## [INSTRUCTIONS FOR THE TASK]
Wherever the string "value" occurs in a line of these records, report that line.

:: DATASET EXCERPTS

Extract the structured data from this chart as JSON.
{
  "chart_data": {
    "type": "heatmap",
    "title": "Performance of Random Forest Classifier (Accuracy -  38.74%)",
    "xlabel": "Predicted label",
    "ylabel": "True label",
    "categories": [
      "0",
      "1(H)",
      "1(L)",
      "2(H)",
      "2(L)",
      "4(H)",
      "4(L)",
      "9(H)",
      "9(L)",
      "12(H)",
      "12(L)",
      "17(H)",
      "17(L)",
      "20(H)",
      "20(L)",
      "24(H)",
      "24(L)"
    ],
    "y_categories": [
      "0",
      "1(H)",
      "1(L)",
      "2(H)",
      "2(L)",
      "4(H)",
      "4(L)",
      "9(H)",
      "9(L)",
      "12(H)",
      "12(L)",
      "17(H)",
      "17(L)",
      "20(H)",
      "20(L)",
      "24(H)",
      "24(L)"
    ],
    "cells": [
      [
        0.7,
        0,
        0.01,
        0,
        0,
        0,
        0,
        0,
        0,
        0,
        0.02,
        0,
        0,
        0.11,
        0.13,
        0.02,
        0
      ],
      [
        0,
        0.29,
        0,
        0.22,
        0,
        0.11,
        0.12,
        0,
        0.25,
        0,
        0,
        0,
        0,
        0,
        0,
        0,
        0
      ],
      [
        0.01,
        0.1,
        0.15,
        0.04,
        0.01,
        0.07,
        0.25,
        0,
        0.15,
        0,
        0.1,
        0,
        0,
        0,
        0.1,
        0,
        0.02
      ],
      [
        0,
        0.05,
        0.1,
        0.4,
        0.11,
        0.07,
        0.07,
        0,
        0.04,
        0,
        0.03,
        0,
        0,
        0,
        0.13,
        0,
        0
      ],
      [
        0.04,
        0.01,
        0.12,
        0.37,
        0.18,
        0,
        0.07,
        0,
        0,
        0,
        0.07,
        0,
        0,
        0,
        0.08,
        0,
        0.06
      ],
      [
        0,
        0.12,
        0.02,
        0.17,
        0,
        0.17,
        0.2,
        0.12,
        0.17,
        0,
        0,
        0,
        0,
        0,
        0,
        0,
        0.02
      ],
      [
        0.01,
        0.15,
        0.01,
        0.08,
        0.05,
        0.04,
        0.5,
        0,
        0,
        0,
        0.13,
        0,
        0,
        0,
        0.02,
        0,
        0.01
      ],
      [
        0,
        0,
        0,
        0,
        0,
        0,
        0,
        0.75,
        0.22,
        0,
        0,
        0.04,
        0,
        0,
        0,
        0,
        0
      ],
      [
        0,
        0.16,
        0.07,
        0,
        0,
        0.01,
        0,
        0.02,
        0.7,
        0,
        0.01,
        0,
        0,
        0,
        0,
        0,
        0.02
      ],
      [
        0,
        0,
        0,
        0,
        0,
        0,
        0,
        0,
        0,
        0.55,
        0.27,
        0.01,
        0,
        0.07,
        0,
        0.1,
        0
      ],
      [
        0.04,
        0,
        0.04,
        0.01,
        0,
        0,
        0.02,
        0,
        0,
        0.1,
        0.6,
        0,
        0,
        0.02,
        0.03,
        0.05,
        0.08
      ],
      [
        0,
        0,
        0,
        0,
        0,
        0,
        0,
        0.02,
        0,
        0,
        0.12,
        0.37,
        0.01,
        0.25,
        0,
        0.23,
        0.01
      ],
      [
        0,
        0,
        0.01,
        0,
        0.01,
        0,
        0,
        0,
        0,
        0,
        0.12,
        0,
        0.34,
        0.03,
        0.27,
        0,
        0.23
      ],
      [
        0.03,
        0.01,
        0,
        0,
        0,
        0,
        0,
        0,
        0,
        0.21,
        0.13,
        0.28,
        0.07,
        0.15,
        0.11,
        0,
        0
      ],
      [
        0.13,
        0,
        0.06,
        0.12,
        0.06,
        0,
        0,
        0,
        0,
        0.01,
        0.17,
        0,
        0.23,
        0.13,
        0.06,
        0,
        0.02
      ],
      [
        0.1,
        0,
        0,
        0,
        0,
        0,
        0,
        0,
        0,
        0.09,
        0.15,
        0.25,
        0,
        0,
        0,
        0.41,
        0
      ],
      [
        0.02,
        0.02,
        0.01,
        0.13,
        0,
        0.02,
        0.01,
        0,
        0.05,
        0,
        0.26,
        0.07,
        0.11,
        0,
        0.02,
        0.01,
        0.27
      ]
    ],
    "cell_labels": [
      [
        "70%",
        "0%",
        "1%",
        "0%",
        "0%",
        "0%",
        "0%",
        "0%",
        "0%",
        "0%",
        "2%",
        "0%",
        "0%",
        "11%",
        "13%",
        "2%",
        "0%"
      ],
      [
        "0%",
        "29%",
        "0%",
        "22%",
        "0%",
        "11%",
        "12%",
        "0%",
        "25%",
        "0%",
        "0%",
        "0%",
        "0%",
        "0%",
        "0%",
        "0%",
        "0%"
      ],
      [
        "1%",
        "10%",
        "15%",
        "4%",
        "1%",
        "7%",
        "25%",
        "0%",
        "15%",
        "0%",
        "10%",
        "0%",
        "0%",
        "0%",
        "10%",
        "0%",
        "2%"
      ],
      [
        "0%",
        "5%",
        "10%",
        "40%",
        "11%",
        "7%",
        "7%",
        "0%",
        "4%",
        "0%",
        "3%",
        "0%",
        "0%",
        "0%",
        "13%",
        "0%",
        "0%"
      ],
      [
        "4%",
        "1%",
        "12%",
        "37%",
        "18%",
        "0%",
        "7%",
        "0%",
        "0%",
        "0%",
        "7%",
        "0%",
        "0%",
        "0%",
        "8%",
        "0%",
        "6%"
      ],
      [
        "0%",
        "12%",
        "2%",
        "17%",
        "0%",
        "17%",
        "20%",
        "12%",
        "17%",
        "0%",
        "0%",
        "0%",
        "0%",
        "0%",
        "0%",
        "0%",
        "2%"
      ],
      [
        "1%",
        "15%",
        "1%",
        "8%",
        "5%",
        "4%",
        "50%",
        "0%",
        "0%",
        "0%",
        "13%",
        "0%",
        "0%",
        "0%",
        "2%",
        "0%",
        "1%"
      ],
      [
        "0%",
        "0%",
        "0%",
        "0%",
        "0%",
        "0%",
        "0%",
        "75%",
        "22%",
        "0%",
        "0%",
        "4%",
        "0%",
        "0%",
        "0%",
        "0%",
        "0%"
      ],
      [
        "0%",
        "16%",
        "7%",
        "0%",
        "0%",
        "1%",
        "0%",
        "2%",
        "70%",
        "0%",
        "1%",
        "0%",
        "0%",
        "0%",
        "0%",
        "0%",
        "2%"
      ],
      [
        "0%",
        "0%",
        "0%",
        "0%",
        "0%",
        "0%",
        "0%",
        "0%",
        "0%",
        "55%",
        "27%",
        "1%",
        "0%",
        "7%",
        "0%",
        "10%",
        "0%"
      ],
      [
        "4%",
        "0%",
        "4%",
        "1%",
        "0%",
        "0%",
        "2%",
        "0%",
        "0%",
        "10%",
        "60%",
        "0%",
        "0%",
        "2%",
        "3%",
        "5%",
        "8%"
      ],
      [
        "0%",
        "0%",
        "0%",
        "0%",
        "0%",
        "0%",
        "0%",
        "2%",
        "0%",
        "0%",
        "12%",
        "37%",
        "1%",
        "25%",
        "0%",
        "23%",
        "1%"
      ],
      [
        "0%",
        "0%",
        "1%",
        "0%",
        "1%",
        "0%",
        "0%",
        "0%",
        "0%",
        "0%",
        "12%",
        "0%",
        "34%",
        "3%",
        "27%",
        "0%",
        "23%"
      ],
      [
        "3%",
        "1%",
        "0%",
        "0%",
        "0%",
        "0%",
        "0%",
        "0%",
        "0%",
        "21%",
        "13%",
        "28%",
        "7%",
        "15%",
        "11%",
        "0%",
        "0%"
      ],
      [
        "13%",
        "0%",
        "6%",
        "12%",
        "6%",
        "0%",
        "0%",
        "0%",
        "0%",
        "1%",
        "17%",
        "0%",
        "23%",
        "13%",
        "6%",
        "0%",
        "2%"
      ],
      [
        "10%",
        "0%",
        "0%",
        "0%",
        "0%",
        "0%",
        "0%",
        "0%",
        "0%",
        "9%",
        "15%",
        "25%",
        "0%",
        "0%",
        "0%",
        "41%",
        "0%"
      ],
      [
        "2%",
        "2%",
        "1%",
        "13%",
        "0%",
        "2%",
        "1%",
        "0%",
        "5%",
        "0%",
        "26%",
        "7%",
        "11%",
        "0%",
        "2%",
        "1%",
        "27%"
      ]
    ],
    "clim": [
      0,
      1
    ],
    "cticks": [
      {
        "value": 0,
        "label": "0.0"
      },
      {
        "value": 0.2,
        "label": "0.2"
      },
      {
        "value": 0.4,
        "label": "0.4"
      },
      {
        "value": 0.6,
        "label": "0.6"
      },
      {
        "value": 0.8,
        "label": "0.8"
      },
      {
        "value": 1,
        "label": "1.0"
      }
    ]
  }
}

::::

## [PROBLEM SOLUTION]
        "value": 0,
        "value": 0.2,
        "value": 0.4,
        "value": 0.6,
        "value": 0.8,
        "value": 1,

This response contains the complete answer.